>>
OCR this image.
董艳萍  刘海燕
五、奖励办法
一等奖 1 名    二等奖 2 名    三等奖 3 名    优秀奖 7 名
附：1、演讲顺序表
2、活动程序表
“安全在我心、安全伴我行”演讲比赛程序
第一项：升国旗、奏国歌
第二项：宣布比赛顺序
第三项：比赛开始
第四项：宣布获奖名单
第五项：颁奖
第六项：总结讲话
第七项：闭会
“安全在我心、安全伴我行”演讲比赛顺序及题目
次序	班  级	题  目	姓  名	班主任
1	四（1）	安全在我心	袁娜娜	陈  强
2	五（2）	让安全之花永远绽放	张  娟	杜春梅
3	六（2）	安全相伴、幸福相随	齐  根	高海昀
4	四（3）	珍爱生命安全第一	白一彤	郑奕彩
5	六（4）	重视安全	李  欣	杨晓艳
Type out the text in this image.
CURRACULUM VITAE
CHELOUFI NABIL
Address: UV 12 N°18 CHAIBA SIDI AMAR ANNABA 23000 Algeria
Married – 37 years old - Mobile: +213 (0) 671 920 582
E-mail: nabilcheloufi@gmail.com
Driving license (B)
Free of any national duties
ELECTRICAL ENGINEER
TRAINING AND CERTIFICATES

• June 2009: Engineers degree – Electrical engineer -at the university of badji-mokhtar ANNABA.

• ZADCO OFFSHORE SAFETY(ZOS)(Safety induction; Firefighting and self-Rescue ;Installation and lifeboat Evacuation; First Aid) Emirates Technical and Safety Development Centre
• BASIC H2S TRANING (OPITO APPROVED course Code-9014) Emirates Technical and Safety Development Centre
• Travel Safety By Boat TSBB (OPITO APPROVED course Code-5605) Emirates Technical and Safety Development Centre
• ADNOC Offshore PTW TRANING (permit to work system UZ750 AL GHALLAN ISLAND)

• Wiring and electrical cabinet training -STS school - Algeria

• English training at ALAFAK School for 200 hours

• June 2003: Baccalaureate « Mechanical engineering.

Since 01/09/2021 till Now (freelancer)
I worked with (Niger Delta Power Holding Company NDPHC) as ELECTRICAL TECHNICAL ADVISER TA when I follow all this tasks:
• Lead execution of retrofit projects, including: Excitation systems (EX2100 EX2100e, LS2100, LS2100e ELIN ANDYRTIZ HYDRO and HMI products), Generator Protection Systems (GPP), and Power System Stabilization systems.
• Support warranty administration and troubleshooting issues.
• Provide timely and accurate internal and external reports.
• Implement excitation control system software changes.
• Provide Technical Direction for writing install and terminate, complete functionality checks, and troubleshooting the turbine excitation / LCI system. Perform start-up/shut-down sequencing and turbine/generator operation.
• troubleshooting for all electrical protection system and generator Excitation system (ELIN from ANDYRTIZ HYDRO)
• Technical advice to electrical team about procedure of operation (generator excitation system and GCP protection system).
<<
PROBLEM STATEMENT
Write the data from above out again, exactly.

RESULT
OCR this image.
董艳萍  刘海燕
五、奖励办法
一等奖 1 名    二等奖 2 名    三等奖 3 名    优秀奖 7 名
附：1、演讲顺序表
2、活动程序表
“安全在我心、安全伴我行”演讲比赛程序
第一项：升国旗、奏国歌
第二项：宣布比赛顺序
第三项：比赛开始
第四项：宣布获奖名单
第五项：颁奖
第六项：总结讲话
第七项：闭会
“安全在我心、安全伴我行”演讲比赛顺序及题目
次序	班  级	题  目	姓  名	班主任
1	四（1）	安全在我心	袁娜娜	陈  强
2	五（2）	让安全之花永远绽放	张  娟	杜春梅
3	六（2）	安全相伴、幸福相随	齐  根	高海昀
4	四（3）	珍爱生命安全第一	白一彤	郑奕彩
5	六（4）	重视安全	李  欣	杨晓艳
Type out the text in this image.
CURRACULUM VITAE
CHELOUFI NABIL
Address: UV 12 N°18 CHAIBA SIDI AMAR ANNABA 23000 Algeria
Married – 37 years old - Mobile: +213 (0) 671 920 582
E-mail: nabilcheloufi@gmail.com
Driving license (B)
Free of any national duties
ELECTRICAL ENGINEER
TRAINING AND CERTIFICATES

• June 2009: Engineers degree – Electrical engineer -at the university of badji-mokhtar ANNABA.

• ZADCO OFFSHORE SAFETY(ZOS)(Safety induction; Firefighting and self-Rescue ;Installation and lifeboat Evacuation; First Aid) Emirates Technical and Safety Development Centre
• BASIC H2S TRANING (OPITO APPROVED course Code-9014) Emirates Technical and Safety Development Centre
• Travel Safety By Boat TSBB (OPITO APPROVED course Code-5605) Emirates Technical and Safety Development Centre
• ADNOC Offshore PTW TRANING (permit to work system UZ750 AL GHALLAN ISLAND)

• Wiring and electrical cabinet training -STS school - Algeria

• English training at ALAFAK School for 200 hours

• June 2003: Baccalaureate « Mechanical engineering.

Since 01/09/2021 till Now (freelancer)
I worked with (Niger Delta Power Holding Company NDPHC) as ELECTRICAL TECHNICAL ADVISER TA when I follow all this tasks:
• Lead execution of retrofit projects, including: Excitation systems (EX2100 EX2100e, LS2100, LS2100e ELIN ANDYRTIZ HYDRO and HMI products), Generator Protection Systems (GPP), and Power System Stabilization systems.
• Support warranty administration and troubleshooting issues.
• Provide timely and accurate internal and external reports.
• Implement excitation control system software changes.
• Provide Technical Direction for writing install and terminate, complete functionality checks, and troubleshooting the turbine excitation / LCI system. Perform start-up/shut-down sequencing and turbine/generator operation.
• troubleshooting for all electrical protection system and generator Excitation system (ELIN from ANDYRTIZ HYDRO)
• Technical advice to electrical team about procedure of operation (generator excitation system and GCP protection system).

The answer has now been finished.